Written instruction:
The entries below are to be written out again without alteration.

Exercise material:
*****
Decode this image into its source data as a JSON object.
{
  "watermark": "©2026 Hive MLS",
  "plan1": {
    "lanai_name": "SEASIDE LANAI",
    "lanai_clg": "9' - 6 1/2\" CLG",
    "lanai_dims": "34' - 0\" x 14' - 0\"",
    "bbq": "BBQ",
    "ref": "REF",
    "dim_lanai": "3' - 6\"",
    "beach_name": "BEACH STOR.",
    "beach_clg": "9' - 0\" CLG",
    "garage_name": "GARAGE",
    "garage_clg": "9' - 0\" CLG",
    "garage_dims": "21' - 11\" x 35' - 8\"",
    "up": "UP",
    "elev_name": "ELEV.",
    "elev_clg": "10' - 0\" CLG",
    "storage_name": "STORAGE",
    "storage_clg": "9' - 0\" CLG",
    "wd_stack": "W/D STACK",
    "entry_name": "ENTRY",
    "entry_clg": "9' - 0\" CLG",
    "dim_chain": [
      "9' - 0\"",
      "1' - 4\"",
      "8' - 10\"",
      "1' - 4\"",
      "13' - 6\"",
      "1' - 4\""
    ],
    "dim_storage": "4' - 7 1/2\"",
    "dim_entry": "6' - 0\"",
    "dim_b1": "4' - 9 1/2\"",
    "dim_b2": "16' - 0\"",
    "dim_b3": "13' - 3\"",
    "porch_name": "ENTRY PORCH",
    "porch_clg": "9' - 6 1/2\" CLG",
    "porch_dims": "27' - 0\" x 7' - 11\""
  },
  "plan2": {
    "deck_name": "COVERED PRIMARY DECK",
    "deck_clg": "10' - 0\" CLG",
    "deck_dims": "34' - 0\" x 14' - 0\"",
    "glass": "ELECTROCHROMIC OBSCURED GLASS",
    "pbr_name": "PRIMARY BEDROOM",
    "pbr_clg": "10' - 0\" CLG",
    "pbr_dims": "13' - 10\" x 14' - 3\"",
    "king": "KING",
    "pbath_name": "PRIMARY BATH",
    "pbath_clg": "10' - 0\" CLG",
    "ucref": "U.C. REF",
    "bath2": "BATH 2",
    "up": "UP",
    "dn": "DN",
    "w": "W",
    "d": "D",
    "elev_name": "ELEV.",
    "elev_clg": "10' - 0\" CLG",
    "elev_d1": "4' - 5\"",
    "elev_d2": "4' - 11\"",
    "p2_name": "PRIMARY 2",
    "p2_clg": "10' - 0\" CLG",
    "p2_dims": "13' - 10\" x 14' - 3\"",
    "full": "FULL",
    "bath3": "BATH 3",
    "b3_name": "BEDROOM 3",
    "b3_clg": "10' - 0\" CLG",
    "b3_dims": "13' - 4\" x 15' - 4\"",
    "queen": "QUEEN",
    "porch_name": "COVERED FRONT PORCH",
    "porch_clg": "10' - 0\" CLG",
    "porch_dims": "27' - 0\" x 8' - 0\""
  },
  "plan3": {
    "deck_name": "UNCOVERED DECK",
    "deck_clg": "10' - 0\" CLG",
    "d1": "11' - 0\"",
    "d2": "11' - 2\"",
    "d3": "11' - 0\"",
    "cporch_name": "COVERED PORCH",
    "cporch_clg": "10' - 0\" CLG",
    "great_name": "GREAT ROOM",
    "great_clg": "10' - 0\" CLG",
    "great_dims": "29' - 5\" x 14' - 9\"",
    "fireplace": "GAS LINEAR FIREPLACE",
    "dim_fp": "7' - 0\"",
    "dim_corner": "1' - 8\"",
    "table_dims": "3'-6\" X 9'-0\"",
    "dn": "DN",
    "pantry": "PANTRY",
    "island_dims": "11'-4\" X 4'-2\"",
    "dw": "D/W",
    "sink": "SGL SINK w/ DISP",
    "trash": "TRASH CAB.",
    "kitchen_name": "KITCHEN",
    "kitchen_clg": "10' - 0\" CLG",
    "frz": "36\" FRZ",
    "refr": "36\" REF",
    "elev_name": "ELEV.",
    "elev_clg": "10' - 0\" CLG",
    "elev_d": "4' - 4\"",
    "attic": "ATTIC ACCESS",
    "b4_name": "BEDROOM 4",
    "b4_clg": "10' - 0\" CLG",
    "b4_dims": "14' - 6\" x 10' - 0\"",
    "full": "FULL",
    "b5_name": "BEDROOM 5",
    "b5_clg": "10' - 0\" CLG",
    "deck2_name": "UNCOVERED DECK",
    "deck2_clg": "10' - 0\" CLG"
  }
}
*****
Written answer:
Decode this image into its source data as a JSON object.
{
  "watermark": "©2026 Hive MLS",
  "plan1": {
    "lanai_name": "SEASIDE LANAI",
    "lanai_clg": "9' - 6 1/2\" CLG",
    "lanai_dims": "34' - 0\" x 14' - 0\"",
    "bbq": "BBQ",
    "ref": "REF",
    "dim_lanai": "3' - 6\"",
    "beach_name": "BEACH STOR.",
    "beach_clg": "9' - 0\" CLG",
    "garage_name": "GARAGE",
    "garage_clg": "9' - 0\" CLG",
    "garage_dims": "21' - 11\" x 35' - 8\"",
    "up": "UP",
    "elev_name": "ELEV.",
    "elev_clg": "10' - 0\" CLG",
    "storage_name": "STORAGE",
    "storage_clg": "9' - 0\" CLG",
    "wd_stack": "W/D STACK",
    "entry_name": "ENTRY",
    "entry_clg": "9' - 0\" CLG",
    "dim_chain": [
      "9' - 0\"",
      "1' - 4\"",
      "8' - 10\"",
      "1' - 4\"",
      "13' - 6\"",
      "1' - 4\""
    ],
    "dim_storage": "4' - 7 1/2\"",
    "dim_entry": "6' - 0\"",
    "dim_b1": "4' - 9 1/2\"",
    "dim_b2": "16' - 0\"",
    "dim_b3": "13' - 3\"",
    "porch_name": "ENTRY PORCH",
    "porch_clg": "9' - 6 1/2\" CLG",
    "porch_dims": "27' - 0\" x 7' - 11\""
  },
  "plan2": {
    "deck_name": "COVERED PRIMARY DECK",
    "deck_clg": "10' - 0\" CLG",
    "deck_dims": "34' - 0\" x 14' - 0\"",
    "glass": "ELECTROCHROMIC OBSCURED GLASS",
    "pbr_name": "PRIMARY BEDROOM",
    "pbr_clg": "10' - 0\" CLG",
    "pbr_dims": "13' - 10\" x 14' - 3\"",
    "king": "KING",
    "pbath_name": "PRIMARY BATH",
    "pbath_clg": "10' - 0\" CLG",
    "ucref": "U.C. REF",
    "bath2": "BATH 2",
    "up": "UP",
    "dn": "DN",
    "w": "W",
    "d": "D",
    "elev_name": "ELEV.",
    "elev_clg": "10' - 0\" CLG",
    "elev_d1": "4' - 5\"",
    "elev_d2": "4' - 11\"",
    "p2_name": "PRIMARY 2",
    "p2_clg": "10' - 0\" CLG",
    "p2_dims": "13' - 10\" x 14' - 3\"",
    "full": "FULL",
    "bath3": "BATH 3",
    "b3_name": "BEDROOM 3",
    "b3_clg": "10' - 0\" CLG",
    "b3_dims": "13' - 4\" x 15' - 4\"",
    "queen": "QUEEN",
    "porch_name": "COVERED FRONT PORCH",
    "porch_clg": "10' - 0\" CLG",
    "porch_dims": "27' - 0\" x 8' - 0\""
  },
  "plan3": {
    "deck_name": "UNCOVERED DECK",
    "deck_clg": "10' - 0\" CLG",
    "d1": "11' - 0\"",
    "d2": "11' - 2\"",
    "d3": "11' - 0\"",
    "cporch_name": "COVERED PORCH",
    "cporch_clg": "10' - 0\" CLG",
    "great_name": "GREAT ROOM",
    "great_clg": "10' - 0\" CLG",
    "great_dims": "29' - 5\" x 14' - 9\"",
    "fireplace": "GAS LINEAR FIREPLACE",
    "dim_fp": "7' - 0\"",
    "dim_corner": "1' - 8\"",
    "table_dims": "3'-6\" X 9'-0\"",
    "dn": "DN",
    "pantry": "PANTRY",
    "island_dims": "11'-4\" X 4'-2\"",
    "dw": "D/W",
    "sink": "SGL SINK w/ DISP",
    "trash": "TRASH CAB.",
    "kitchen_name": "KITCHEN",
    "kitchen_clg": "10' - 0\" CLG",
    "frz": "36\" FRZ",
    "refr": "36\" REF",
    "elev_name": "ELEV.",
    "elev_clg": "10' - 0\" CLG",
    "elev_d": "4' - 4\"",
    "attic": "ATTIC ACCESS",
    "b4_name": "BEDROOM 4",
    "b4_clg": "10' - 0\" CLG",
    "b4_dims": "14' - 6\" x 10' - 0\"",
    "full": "FULL",
    "b5_name": "BEDROOM 5",
    "b5_clg": "10' - 0\" CLG",
    "deck2_name": "UNCOVERED DECK",
    "deck2_clg": "10' - 0\" CLG"
  }
}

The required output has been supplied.